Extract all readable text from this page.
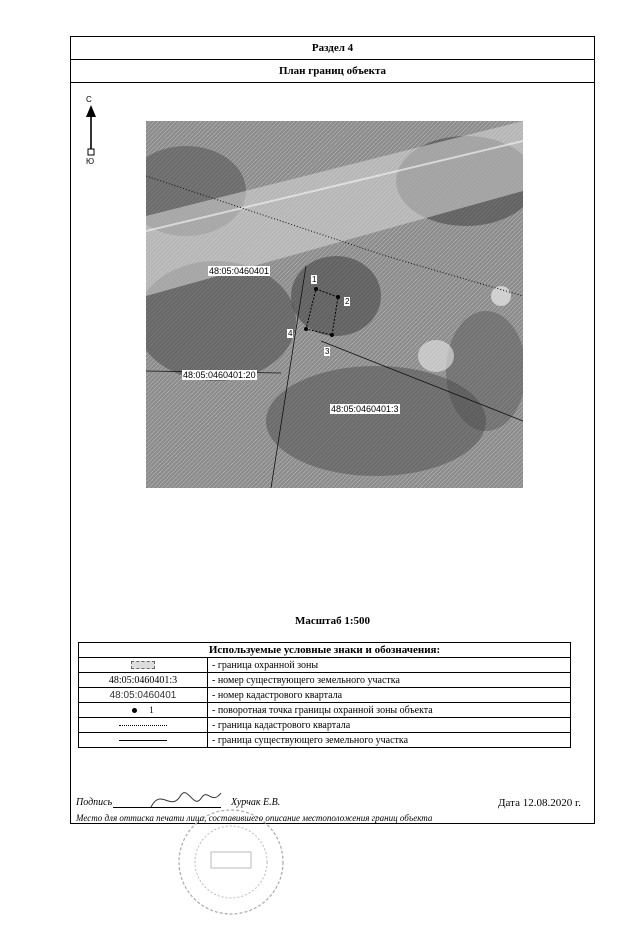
Раздел 4
План границ объекта
С
Ю
48:05:0460401
48:05:0460401:20
48:05:0460401:3
1
2
3
4
Масштаб 1:500
Используемые условные знаки и обозначения:	
	- граница охранной зоны
48:05:0460401:3	- номер существующего земельного участка
48:05:0460401	- номер кадастрового квартала
1	- поворотная точка границы охранной зоны объекта
	- граница кадастрового квартала
	- граница существующего земельного участка
Подпись	Хурчак Е.В.	Дата 12.08.2020 г.
Место для оттиска печати лица, составившего описание местоположения границ объекта
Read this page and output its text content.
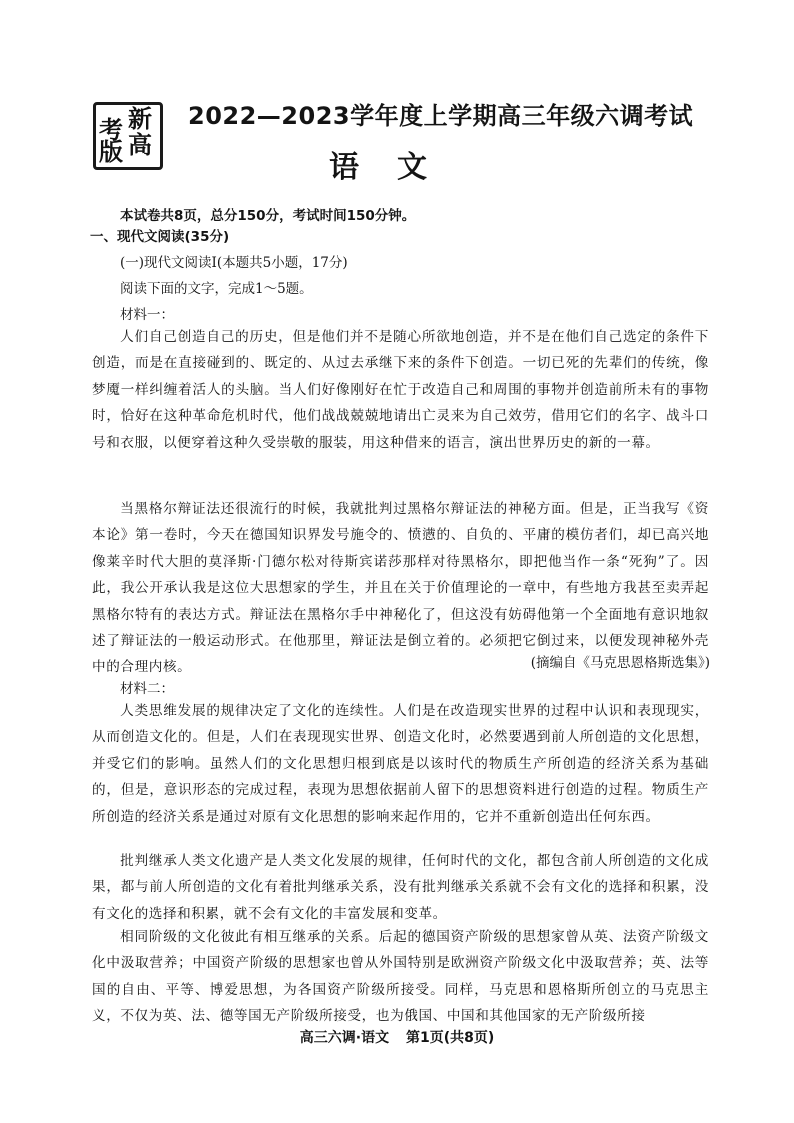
考 新
版 高
2022—2023学年度上学期高三年级六调考试
语文
本试卷共8页，总分150分，考试时间150分钟。
一、现代文阅读(35分)
(一)现代文阅读Ⅰ(本题共5小题，17分)
阅读下面的文字，完成1～5题。
材料一：
人们自己创造自己的历史，但是他们并不是随心所欲地创造，并不是在他们自己选定的条件下创造，而是在直接碰到的、既定的、从过去承继下来的条件下创造。一切已死的先辈们的传统，像梦魇一样纠缠着活人的头脑。当人们好像刚好在忙于改造自己和周围的事物并创造前所未有的事物时，恰好在这种革命危机时代，他们战战兢兢地请出亡灵来为自己效劳，借用它们的名字、战斗口号和衣服，以便穿着这种久受崇敬的服装，用这种借来的语言，演出世界历史的新的一幕。
当黑格尔辩证法还很流行的时候，我就批判过黑格尔辩证法的神秘方面。但是，正当我写《资本论》第一卷时，今天在德国知识界发号施令的、愤懑的、自负的、平庸的模仿者们，却已高兴地像莱辛时代大胆的莫泽斯·门德尔松对待斯宾诺莎那样对待黑格尔，即把他当作一条“死狗”了。因此，我公开承认我是这位大思想家的学生，并且在关于价值理论的一章中，有些地方我甚至卖弄起黑格尔特有的表达方式。辩证法在黑格尔手中神秘化了，但这没有妨碍他第一个全面地有意识地叙述了辩证法的一般运动形式。在他那里，辩证法是倒立着的。必须把它倒过来，以便发现神秘外壳中的合理内核。	(摘编自《马克思恩格斯选集》)
材料二：
人类思维发展的规律决定了文化的连续性。人们是在改造现实世界的过程中认识和表现现实，从而创造文化的。但是，人们在表现现实世界、创造文化时，必然要遇到前人所创造的文化思想，并受它们的影响。虽然人们的文化思想归根到底是以该时代的物质生产所创造的经济关系为基础的，但是，意识形态的完成过程，表现为思想依据前人留下的思想资料进行创造的过程。物质生产所创造的经济关系是通过对原有文化思想的影响来起作用的，它并不重新创造出任何东西。
批判继承人类文化遗产是人类文化发展的规律，任何时代的文化，都包含前人所创造的文化成果，都与前人所创造的文化有着批判继承关系，没有批判继承关系就不会有文化的选择和积累，没有文化的选择和积累，就不会有文化的丰富发展和变革。
相同阶级的文化彼此有相互继承的关系。后起的德国资产阶级的思想家曾从英、法资产阶级文化中汲取营养；中国资产阶级的思想家也曾从外国特别是欧洲资产阶级文化中汲取营养；英、法等国的自由、平等、博爱思想，为各国资产阶级所接受。同样，马克思和恩格斯所创立的马克思主义，不仅为英、法、德等国无产阶级所接受，也为俄国、中国和其他国家的无产阶级所接
高三六调·语文 第1页(共8页)
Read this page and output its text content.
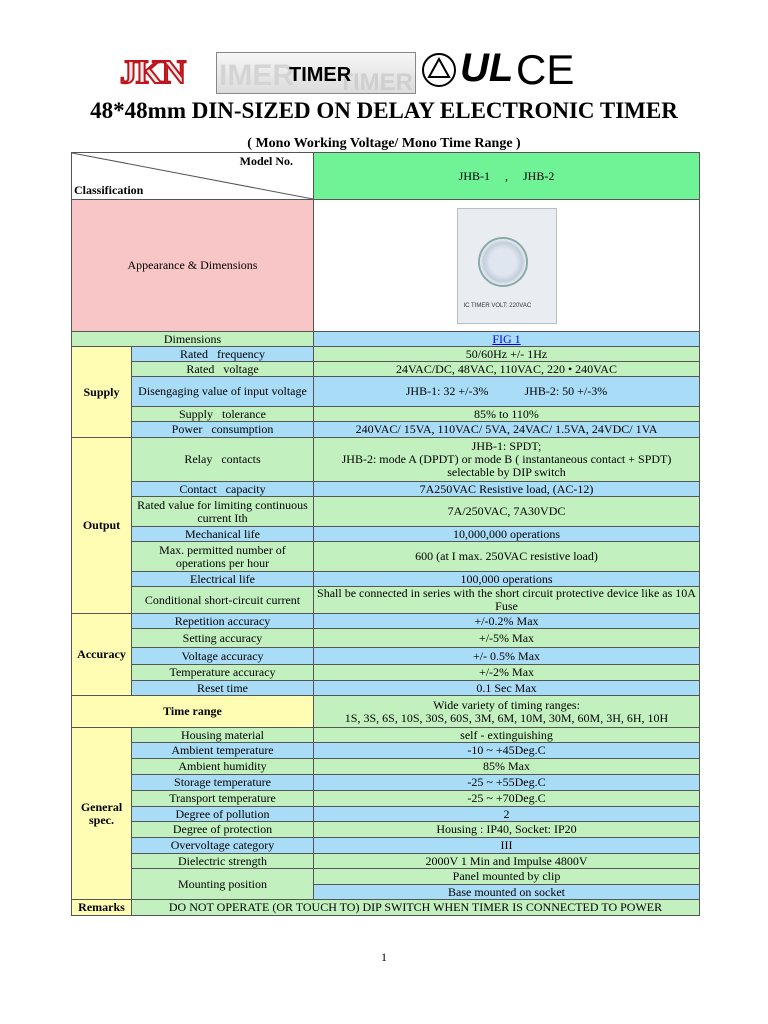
JKN IMER TIMER
TIMER	UL CE
48*48mm DIN-SIZED ON DELAY ELECTRONIC TIMER
( Mono Working Voltage/ Mono Time Range )
Model No.
Classification		JHB-1 　, 　JHB-2
Appearance & Dimensions		IC TIMER VOLT: 220VAC

Dimensions		FIG 1
Supply	Rated   frequency	50/60Hz +/- 1Hz
	Rated   voltage	24VAC/DC, 48VAC, 110VAC, 220 • 240VAC
	Disengaging value of input voltage	JHB-1: 32 +/-3%            JHB-2: 50 +/-3%
	Supply   tolerance	85% to 110%
	Power   consumption	240VAC/ 15VA, 110VAC/ 5VA, 24VAC/ 1.5VA, 24VDC/ 1VA
Output	Relay   contacts	JHB-1: SPDT;
JHB-2: mode A (DPDT) or mode B ( instantaneous contact + SPDT)
selectable by DIP switch

	Contact   capacity	7A250VAC Resistive load, (AC-12)
	Rated value for limiting continuous current Ith	7A/250VAC, 7A30VDC
	Mechanical life	10,000,000 operations
	Max. permitted number of operations per hour	600 (at I max. 250VAC resistive load)
	Electrical life	100,000 operations
	Conditional short-circuit current	Shall be connected in series with the short circuit protective device like as 10A Fuse
Accuracy	Repetition accuracy	+/-0.2% Max
	Setting accuracy	+/-5% Max
	Voltage accuracy	+/- 0.5% Max
	Temperature accuracy	+/-2% Max
	Reset time	0.1 Sec Max
Time range		Wide variety of timing ranges:
1S, 3S, 6S, 10S, 30S, 60S, 3M, 6M, 10M, 30M, 60M, 3H, 6H, 10H

General spec.	Housing material	self - extinguishing
	Ambient temperature	-10 ~ +45Deg.C
	Ambient humidity	85% Max
	Storage temperature	-25 ~ +55Deg.C
	Transport temperature	-25 ~ +70Deg.C
	Degree of pollution	2
	Degree of protection	Housing : IP40, Socket: IP20
	Overvoltage category	III
	Dielectric strength	2000V 1 Min and Impulse 4800V
	Mounting position	Panel mounted by clip
		Base mounted on socket
Remarks	DO NOT OPERATE (OR TOUCH TO) DIP SWITCH WHEN TIMER IS CONNECTED TO POWER	
1
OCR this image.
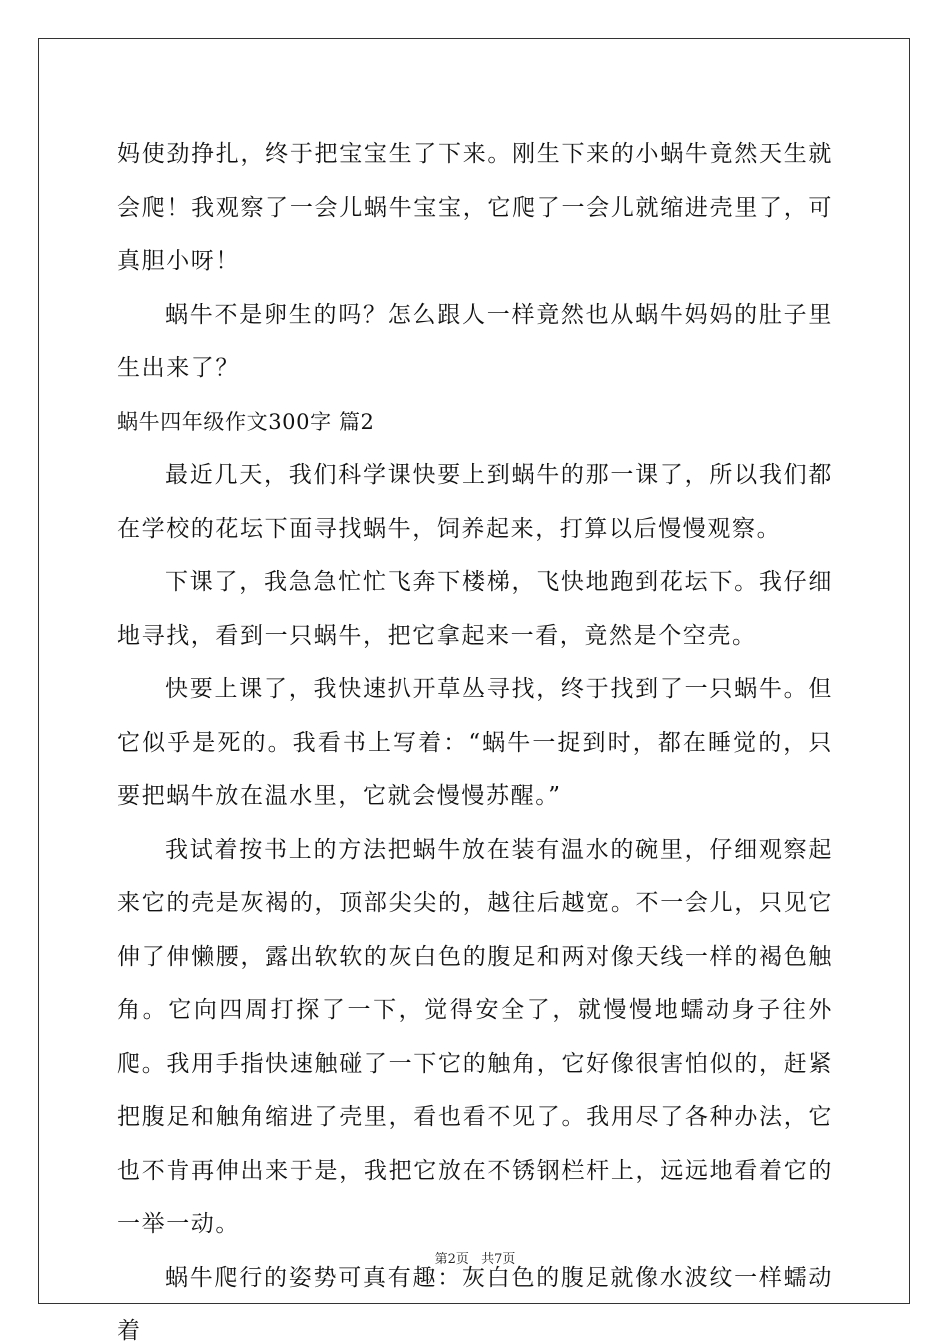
妈使劲挣扎，终于把宝宝生了下来。刚生下来的小蜗牛竟然天生就会爬！我观察了一会儿蜗牛宝宝，它爬了一会儿就缩进壳里了，可真胆小呀！

蜗牛不是卵生的吗？怎么跟人一样竟然也从蜗牛妈妈的肚子里生出来了？

蜗牛四年级作文300字 篇2

最近几天，我们科学课快要上到蜗牛的那一课了，所以我们都在学校的花坛下面寻找蜗牛，饲养起来，打算以后慢慢观察。

下课了，我急急忙忙飞奔下楼梯，飞快地跑到花坛下。我仔细地寻找，看到一只蜗牛，把它拿起来一看，竟然是个空壳。

快要上课了，我快速扒开草丛寻找，终于找到了一只蜗牛。但它似乎是死的。我看书上写着：“蜗牛一捉到时，都在睡觉的，只要把蜗牛放在温水里，它就会慢慢苏醒。”

我试着按书上的方法把蜗牛放在装有温水的碗里，仔细观察起来它的壳是灰褐的，顶部尖尖的，越往后越宽。不一会儿，只见它伸了伸懒腰，露出软软的灰白色的腹足和两对像天线一样的褐色触角。它向四周打探了一下，觉得安全了，就慢慢地蠕动身子往外爬。我用手指快速触碰了一下它的触角，它好像很害怕似的，赶紧把腹足和触角缩进了壳里，看也看不见了。我用尽了各种办法，它也不肯再伸出来于是，我把它放在不锈钢栏杆上，远远地看着它的一举一动。

蜗牛爬行的姿势可真有趣：灰白色的腹足就像水波纹一样蠕动着

第2页 共7页
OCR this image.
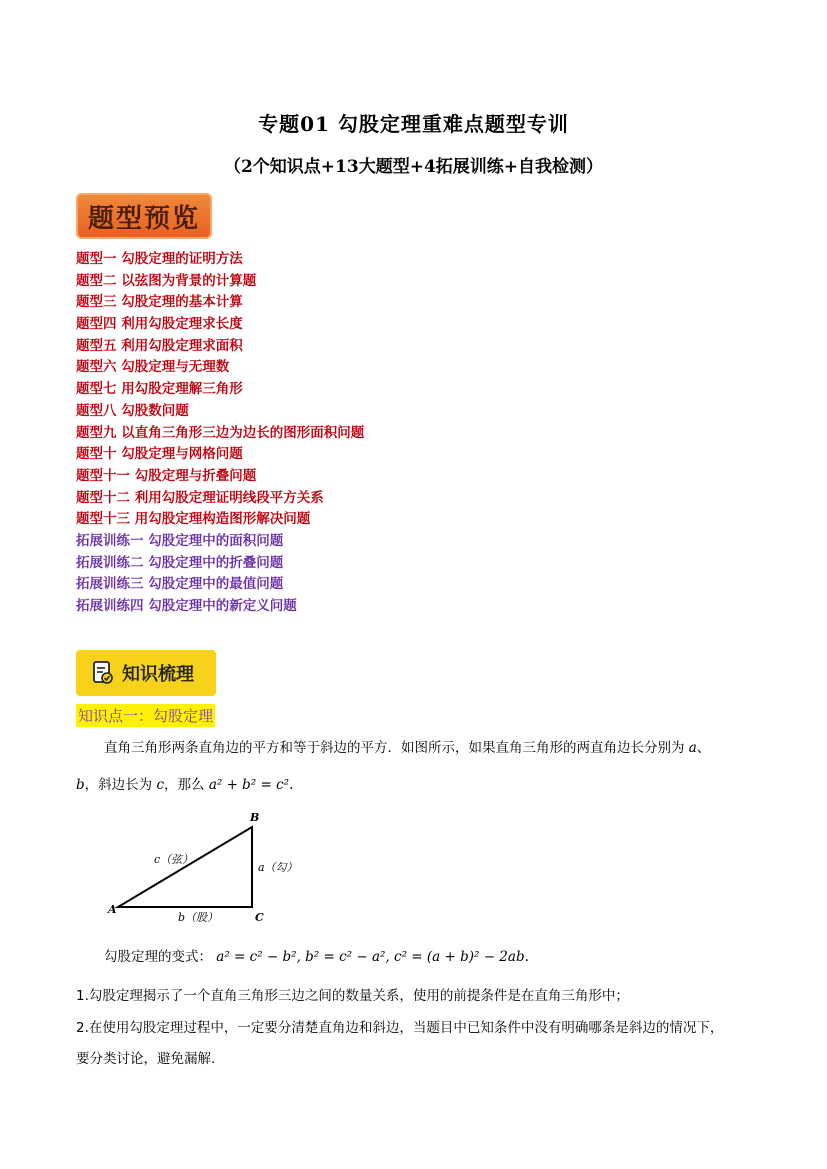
专题01 勾股定理重难点题型专训
（2个知识点+13大题型+4拓展训练+自我检测）
题型预览
题型一 勾股定理的证明方法
题型二 以弦图为背景的计算题
题型三 勾股定理的基本计算
题型四 利用勾股定理求长度
题型五 利用勾股定理求面积
题型六 勾股定理与无理数
题型七 用勾股定理解三角形
题型八 勾股数问题
题型九 以直角三角形三边为边长的图形面积问题
题型十 勾股定理与网格问题
题型十一 勾股定理与折叠问题
题型十二 利用勾股定理证明线段平方关系
题型十三 用勾股定理构造图形解决问题
拓展训练一 勾股定理中的面积问题
拓展训练二 勾股定理中的折叠问题
拓展训练三 勾股定理中的最值问题
拓展训练四 勾股定理中的新定义问题
知识梳理
知识点一：勾股定理
直角三角形两条直角边的平方和等于斜边的平方．如图所示，如果直角三角形的两直角边长分别为 a、
b，斜边长为 c，那么 a² + b² = c².
A
B
C
c（弦）
a（勾）
b（股）
勾股定理的变式： a² = c² − b², b² = c² − a², c² = (a + b)² − 2ab.
1.勾股定理揭示了一个直角三角形三边之间的数量关系，使用的前提条件是在直角三角形中；
2.在使用勾股定理过程中，一定要分清楚直角边和斜边，当题目中已知条件中没有明确哪条是斜边的情况下，
要分类讨论，避免漏解.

◆ ◆ ◆ ◆ ◆ ◆ ◆

### Exercise brief
Only the number is wanted: how many lines in the entries above contain the string "Housing"?

### Exercise result
2